§ **Data**

○ ○ ○

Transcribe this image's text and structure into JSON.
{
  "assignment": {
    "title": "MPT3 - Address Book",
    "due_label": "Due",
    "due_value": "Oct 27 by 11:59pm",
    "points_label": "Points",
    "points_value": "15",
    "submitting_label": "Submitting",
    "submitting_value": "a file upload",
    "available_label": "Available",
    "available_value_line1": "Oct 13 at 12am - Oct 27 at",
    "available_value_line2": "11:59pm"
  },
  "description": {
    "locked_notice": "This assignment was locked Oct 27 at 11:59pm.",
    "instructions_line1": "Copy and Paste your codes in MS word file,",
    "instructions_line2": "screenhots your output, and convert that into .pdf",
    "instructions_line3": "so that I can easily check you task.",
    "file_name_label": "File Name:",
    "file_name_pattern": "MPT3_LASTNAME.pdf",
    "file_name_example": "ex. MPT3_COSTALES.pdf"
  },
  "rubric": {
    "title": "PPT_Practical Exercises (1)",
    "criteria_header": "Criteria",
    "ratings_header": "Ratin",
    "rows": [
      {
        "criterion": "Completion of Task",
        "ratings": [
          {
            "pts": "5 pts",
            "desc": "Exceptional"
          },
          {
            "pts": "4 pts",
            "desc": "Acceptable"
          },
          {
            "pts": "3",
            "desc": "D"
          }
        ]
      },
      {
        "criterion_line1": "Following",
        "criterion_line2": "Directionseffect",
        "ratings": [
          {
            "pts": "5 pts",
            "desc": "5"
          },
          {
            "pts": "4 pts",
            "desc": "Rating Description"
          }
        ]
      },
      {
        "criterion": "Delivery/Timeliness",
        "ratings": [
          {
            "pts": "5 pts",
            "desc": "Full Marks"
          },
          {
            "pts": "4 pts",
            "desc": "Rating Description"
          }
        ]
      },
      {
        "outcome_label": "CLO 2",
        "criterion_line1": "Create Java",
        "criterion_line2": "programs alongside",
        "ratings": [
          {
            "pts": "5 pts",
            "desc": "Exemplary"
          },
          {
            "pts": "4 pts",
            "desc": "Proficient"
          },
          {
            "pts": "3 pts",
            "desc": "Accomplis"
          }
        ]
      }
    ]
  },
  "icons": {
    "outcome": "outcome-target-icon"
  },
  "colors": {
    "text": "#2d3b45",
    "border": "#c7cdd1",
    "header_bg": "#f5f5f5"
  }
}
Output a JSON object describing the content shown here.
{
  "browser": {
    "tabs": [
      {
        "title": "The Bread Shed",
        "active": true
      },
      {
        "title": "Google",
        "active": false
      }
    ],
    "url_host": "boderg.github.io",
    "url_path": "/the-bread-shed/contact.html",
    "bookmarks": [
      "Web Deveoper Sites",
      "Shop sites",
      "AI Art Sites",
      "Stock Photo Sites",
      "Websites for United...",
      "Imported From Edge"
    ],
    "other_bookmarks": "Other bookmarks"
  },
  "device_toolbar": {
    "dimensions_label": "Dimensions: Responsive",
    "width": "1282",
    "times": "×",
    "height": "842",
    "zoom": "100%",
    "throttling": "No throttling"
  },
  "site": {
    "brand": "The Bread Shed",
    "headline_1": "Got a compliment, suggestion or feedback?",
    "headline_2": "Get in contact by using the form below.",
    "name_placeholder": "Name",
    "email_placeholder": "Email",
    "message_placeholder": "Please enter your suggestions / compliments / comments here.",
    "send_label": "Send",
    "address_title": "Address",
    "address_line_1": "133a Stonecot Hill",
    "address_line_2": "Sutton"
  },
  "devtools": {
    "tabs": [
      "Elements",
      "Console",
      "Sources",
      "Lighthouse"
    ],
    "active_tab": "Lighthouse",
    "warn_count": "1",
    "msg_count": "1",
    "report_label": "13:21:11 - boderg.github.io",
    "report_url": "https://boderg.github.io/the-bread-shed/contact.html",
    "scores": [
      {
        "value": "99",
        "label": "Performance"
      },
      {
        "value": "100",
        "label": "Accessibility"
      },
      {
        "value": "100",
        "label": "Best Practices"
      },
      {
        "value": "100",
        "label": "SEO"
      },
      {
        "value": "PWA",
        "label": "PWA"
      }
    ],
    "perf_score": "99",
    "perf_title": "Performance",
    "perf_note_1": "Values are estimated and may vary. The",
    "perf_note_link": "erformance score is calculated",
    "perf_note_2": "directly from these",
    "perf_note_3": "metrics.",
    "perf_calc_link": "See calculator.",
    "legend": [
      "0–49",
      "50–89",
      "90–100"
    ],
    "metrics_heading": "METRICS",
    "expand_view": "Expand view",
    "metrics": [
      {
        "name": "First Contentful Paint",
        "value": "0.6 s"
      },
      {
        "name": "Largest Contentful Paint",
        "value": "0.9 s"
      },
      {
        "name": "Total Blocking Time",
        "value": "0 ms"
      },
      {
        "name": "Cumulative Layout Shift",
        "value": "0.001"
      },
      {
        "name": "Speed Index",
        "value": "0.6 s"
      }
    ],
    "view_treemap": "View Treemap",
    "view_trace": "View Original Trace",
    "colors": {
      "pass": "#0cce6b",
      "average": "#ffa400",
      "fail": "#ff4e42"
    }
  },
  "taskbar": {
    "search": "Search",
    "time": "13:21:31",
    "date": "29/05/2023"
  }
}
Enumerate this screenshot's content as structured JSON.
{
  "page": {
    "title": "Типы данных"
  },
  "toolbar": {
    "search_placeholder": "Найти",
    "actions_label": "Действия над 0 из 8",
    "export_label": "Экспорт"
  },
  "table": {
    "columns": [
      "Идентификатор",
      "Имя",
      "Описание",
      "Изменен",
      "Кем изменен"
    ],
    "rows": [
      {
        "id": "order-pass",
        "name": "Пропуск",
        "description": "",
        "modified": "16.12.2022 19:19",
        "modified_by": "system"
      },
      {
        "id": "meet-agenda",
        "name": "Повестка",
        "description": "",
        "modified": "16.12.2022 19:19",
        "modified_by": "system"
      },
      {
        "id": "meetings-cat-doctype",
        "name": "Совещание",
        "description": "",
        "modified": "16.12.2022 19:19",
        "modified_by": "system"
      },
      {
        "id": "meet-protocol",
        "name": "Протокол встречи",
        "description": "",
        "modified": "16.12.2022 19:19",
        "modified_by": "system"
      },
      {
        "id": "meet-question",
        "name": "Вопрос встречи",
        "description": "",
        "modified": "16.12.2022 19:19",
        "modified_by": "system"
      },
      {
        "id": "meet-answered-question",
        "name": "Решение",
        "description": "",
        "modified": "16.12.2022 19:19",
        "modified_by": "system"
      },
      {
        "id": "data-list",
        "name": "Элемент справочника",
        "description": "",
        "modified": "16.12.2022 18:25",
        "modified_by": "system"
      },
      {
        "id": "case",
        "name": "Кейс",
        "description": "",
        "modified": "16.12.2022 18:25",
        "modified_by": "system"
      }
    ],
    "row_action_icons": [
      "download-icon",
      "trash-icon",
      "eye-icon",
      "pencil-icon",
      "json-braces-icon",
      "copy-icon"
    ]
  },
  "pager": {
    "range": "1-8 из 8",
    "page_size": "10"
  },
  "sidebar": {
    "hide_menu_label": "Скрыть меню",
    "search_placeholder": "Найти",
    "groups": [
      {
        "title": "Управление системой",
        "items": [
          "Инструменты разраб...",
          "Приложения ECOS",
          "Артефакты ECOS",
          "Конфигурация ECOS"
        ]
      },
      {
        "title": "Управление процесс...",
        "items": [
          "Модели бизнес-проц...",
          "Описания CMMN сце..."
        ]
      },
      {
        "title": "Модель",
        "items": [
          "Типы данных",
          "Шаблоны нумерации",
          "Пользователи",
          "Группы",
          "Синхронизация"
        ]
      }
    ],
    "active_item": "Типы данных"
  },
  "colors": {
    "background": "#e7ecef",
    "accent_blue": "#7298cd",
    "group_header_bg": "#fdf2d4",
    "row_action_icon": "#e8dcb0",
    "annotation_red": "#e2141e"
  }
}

○ ○ ○

§ **Task description**
All entries shown above should be printed again exactly.

§ **Response**
Transcribe this image's text and structure into JSON.
{
  "assignment": {
    "title": "MPT3 - Address Book",
    "due_label": "Due",
    "due_value": "Oct 27 by 11:59pm",
    "points_label": "Points",
    "points_value": "15",
    "submitting_label": "Submitting",
    "submitting_value": "a file upload",
    "available_label": "Available",
    "available_value_line1": "Oct 13 at 12am - Oct 27 at",
    "available_value_line2": "11:59pm"
  },
  "description": {
    "locked_notice": "This assignment was locked Oct 27 at 11:59pm.",
    "instructions_line1": "Copy and Paste your codes in MS word file,",
    "instructions_line2": "screenhots your output, and convert that into .pdf",
    "instructions_line3": "so that I can easily check you task.",
    "file_name_label": "File Name:",
    "file_name_pattern": "MPT3_LASTNAME.pdf",
    "file_name_example": "ex. MPT3_COSTALES.pdf"
  },
  "rubric": {
    "title": "PPT_Practical Exercises (1)",
    "criteria_header": "Criteria",
    "ratings_header": "Ratin",
    "rows": [
      {
        "criterion": "Completion of Task",
        "ratings": [
          {
            "pts": "5 pts",
            "desc": "Exceptional"
          },
          {
            "pts": "4 pts",
            "desc": "Acceptable"
          },
          {
            "pts": "3",
            "desc": "D"
          }
        ]
      },
      {
        "criterion_line1": "Following",
        "criterion_line2": "Directionseffect",
        "ratings": [
          {
            "pts": "5 pts",
            "desc": "5"
          },
          {
            "pts": "4 pts",
            "desc": "Rating Description"
          }
        ]
      },
      {
        "criterion": "Delivery/Timeliness",
        "ratings": [
          {
            "pts": "5 pts",
            "desc": "Full Marks"
          },
          {
            "pts": "4 pts",
            "desc": "Rating Description"
          }
        ]
      },
      {
        "outcome_label": "CLO 2",
        "criterion_line1": "Create Java",
        "criterion_line2": "programs alongside",
        "ratings": [
          {
            "pts": "5 pts",
            "desc": "Exemplary"
          },
          {
            "pts": "4 pts",
            "desc": "Proficient"
          },
          {
            "pts": "3 pts",
            "desc": "Accomplis"
          }
        ]
      }
    ]
  },
  "icons": {
    "outcome": "outcome-target-icon"
  },
  "colors": {
    "text": "#2d3b45",
    "border": "#c7cdd1",
    "header_bg": "#f5f5f5"
  }
}
Output a JSON object describing the content shown here.
{
  "browser": {
    "tabs": [
      {
        "title": "The Bread Shed",
        "active": true
      },
      {
        "title": "Google",
        "active": false
      }
    ],
    "url_host": "boderg.github.io",
    "url_path": "/the-bread-shed/contact.html",
    "bookmarks": [
      "Web Deveoper Sites",
      "Shop sites",
      "AI Art Sites",
      "Stock Photo Sites",
      "Websites for United...",
      "Imported From Edge"
    ],
    "other_bookmarks": "Other bookmarks"
  },
  "device_toolbar": {
    "dimensions_label": "Dimensions: Responsive",
    "width": "1282",
    "times": "×",
    "height": "842",
    "zoom": "100%",
    "throttling": "No throttling"
  },
  "site": {
    "brand": "The Bread Shed",
    "headline_1": "Got a compliment, suggestion or feedback?",
    "headline_2": "Get in contact by using the form below.",
    "name_placeholder": "Name",
    "email_placeholder": "Email",
    "message_placeholder": "Please enter your suggestions / compliments / comments here.",
    "send_label": "Send",
    "address_title": "Address",
    "address_line_1": "133a Stonecot Hill",
    "address_line_2": "Sutton"
  },
  "devtools": {
    "tabs": [
      "Elements",
      "Console",
      "Sources",
      "Lighthouse"
    ],
    "active_tab": "Lighthouse",
    "warn_count": "1",
    "msg_count": "1",
    "report_label": "13:21:11 - boderg.github.io",
    "report_url": "https://boderg.github.io/the-bread-shed/contact.html",
    "scores": [
      {
        "value": "99",
        "label": "Performance"
      },
      {
        "value": "100",
        "label": "Accessibility"
      },
      {
        "value": "100",
        "label": "Best Practices"
      },
      {
        "value": "100",
        "label": "SEO"
      },
      {
        "value": "PWA",
        "label": "PWA"
      }
    ],
    "perf_score": "99",
    "perf_title": "Performance",
    "perf_note_1": "Values are estimated and may vary. The",
    "perf_note_link": "erformance score is calculated",
    "perf_note_2": "directly from these",
    "perf_note_3": "metrics.",
    "perf_calc_link": "See calculator.",
    "legend": [
      "0–49",
      "50–89",
      "90–100"
    ],
    "metrics_heading": "METRICS",
    "expand_view": "Expand view",
    "metrics": [
      {
        "name": "First Contentful Paint",
        "value": "0.6 s"
      },
      {
        "name": "Largest Contentful Paint",
        "value": "0.9 s"
      },
      {
        "name": "Total Blocking Time",
        "value": "0 ms"
      },
      {
        "name": "Cumulative Layout Shift",
        "value": "0.001"
      },
      {
        "name": "Speed Index",
        "value": "0.6 s"
      }
    ],
    "view_treemap": "View Treemap",
    "view_trace": "View Original Trace",
    "colors": {
      "pass": "#0cce6b",
      "average": "#ffa400",
      "fail": "#ff4e42"
    }
  },
  "taskbar": {
    "search": "Search",
    "time": "13:21:31",
    "date": "29/05/2023"
  }
}
Enumerate this screenshot's content as structured JSON.
{
  "page": {
    "title": "Типы данных"
  },
  "toolbar": {
    "search_placeholder": "Найти",
    "actions_label": "Действия над 0 из 8",
    "export_label": "Экспорт"
  },
  "table": {
    "columns": [
      "Идентификатор",
      "Имя",
      "Описание",
      "Изменен",
      "Кем изменен"
    ],
    "rows": [
      {
        "id": "order-pass",
        "name": "Пропуск",
        "description": "",
        "modified": "16.12.2022 19:19",
        "modified_by": "system"
      },
      {
        "id": "meet-agenda",
        "name": "Повестка",
        "description": "",
        "modified": "16.12.2022 19:19",
        "modified_by": "system"
      },
      {
        "id": "meetings-cat-doctype",
        "name": "Совещание",
        "description": "",
        "modified": "16.12.2022 19:19",
        "modified_by": "system"
      },
      {
        "id": "meet-protocol",
        "name": "Протокол встречи",
        "description": "",
        "modified": "16.12.2022 19:19",
        "modified_by": "system"
      },
      {
        "id": "meet-question",
        "name": "Вопрос встречи",
        "description": "",
        "modified": "16.12.2022 19:19",
        "modified_by": "system"
      },
      {
        "id": "meet-answered-question",
        "name": "Решение",
        "description": "",
        "modified": "16.12.2022 19:19",
        "modified_by": "system"
      },
      {
        "id": "data-list",
        "name": "Элемент справочника",
        "description": "",
        "modified": "16.12.2022 18:25",
        "modified_by": "system"
      },
      {
        "id": "case",
        "name": "Кейс",
        "description": "",
        "modified": "16.12.2022 18:25",
        "modified_by": "system"
      }
    ],
    "row_action_icons": [
      "download-icon",
      "trash-icon",
      "eye-icon",
      "pencil-icon",
      "json-braces-icon",
      "copy-icon"
    ]
  },
  "pager": {
    "range": "1-8 из 8",
    "page_size": "10"
  },
  "sidebar": {
    "hide_menu_label": "Скрыть меню",
    "search_placeholder": "Найти",
    "groups": [
      {
        "title": "Управление системой",
        "items": [
          "Инструменты разраб...",
          "Приложения ECOS",
          "Артефакты ECOS",
          "Конфигурация ECOS"
        ]
      },
      {
        "title": "Управление процесс...",
        "items": [
          "Модели бизнес-проц...",
          "Описания CMMN сце..."
        ]
      },
      {
        "title": "Модель",
        "items": [
          "Типы данных",
          "Шаблоны нумерации",
          "Пользователи",
          "Группы",
          "Синхронизация"
        ]
      }
    ],
    "active_item": "Типы данных"
  },
  "colors": {
    "background": "#e7ecef",
    "accent_blue": "#7298cd",
    "group_header_bg": "#fdf2d4",
    "row_action_icon": "#e8dcb0",
    "annotation_red": "#e2141e"
  }
}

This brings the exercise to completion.